(Dataset listings of figures)
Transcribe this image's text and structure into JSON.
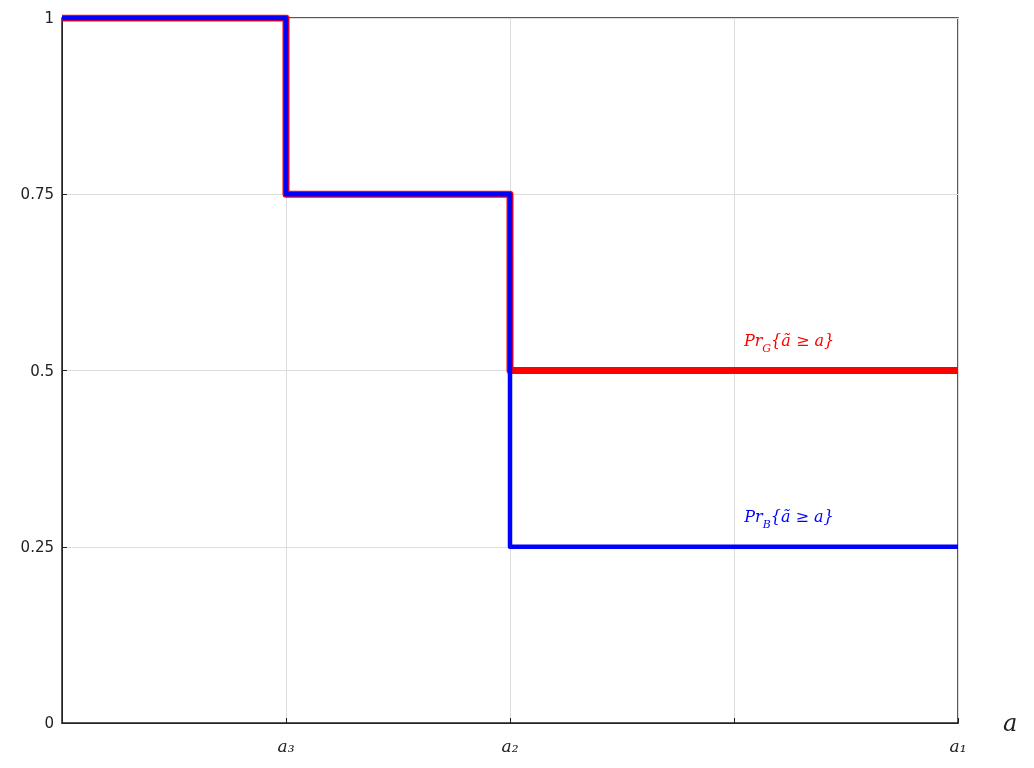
{
  "chart_data": {
    "type": "step",
    "xlabel": "a",
    "categories": [
      null,
      "a₃",
      "a₂",
      null,
      "a₁"
    ],
    "series": [
      {
        "name": "Pr$_{G}${ã ≥ a}",
        "color": "#ff0000",
        "values": [
          1,
          0.75,
          0.5,
          0.5,
          0.5
        ]
      },
      {
        "name": "Pr$_{B}${ã ≥ a}",
        "color": "#0000ff",
        "values": [
          1,
          0.75,
          0.25,
          0.25,
          0.25
        ]
      }
    ],
    "ylim": [
      0,
      1
    ],
    "yticks": [
      0,
      0.25,
      0.5,
      0.75,
      1
    ],
    "grid": true,
    "marker": "none",
    "line_style": "solid"
  }
}
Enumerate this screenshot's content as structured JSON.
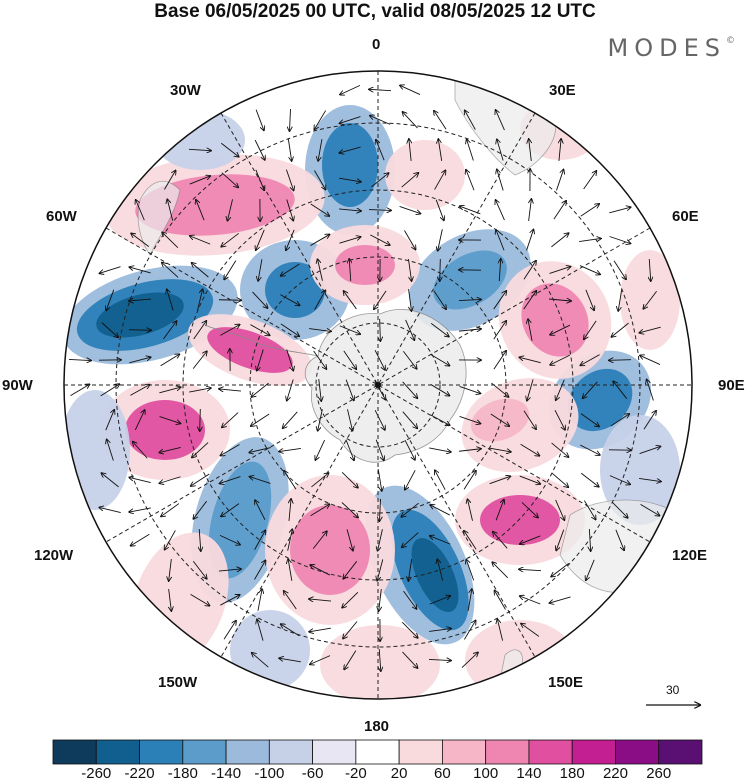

**Task directions**
Your task is to copy the entries in full and exactly, without any images.

**Solution for this task**
Transcribe this image's text and structure into JSON.
{
  "chart_data": {
    "type": "step",
    "xlabel": "a",
    "categories": [
      null,
      "a₃",
      "a₂",
      null,
      "a₁"
    ],
    "series": [
      {
        "name": "Pr$_{G}${ã ≥ a}",
        "color": "#ff0000",
        "values": [
          1,
          0.75,
          0.5,
          0.5,
          0.5
        ]
      },
      {
        "name": "Pr$_{B}${ã ≥ a}",
        "color": "#0000ff",
        "values": [
          1,
          0.75,
          0.25,
          0.25,
          0.25
        ]
      }
    ],
    "ylim": [
      0,
      1
    ],
    "yticks": [
      0,
      0.25,
      0.5,
      0.75,
      1
    ],
    "grid": true,
    "marker": "none",
    "line_style": "solid"
  }
}
Enumerate this screenshot's content as structured JSON.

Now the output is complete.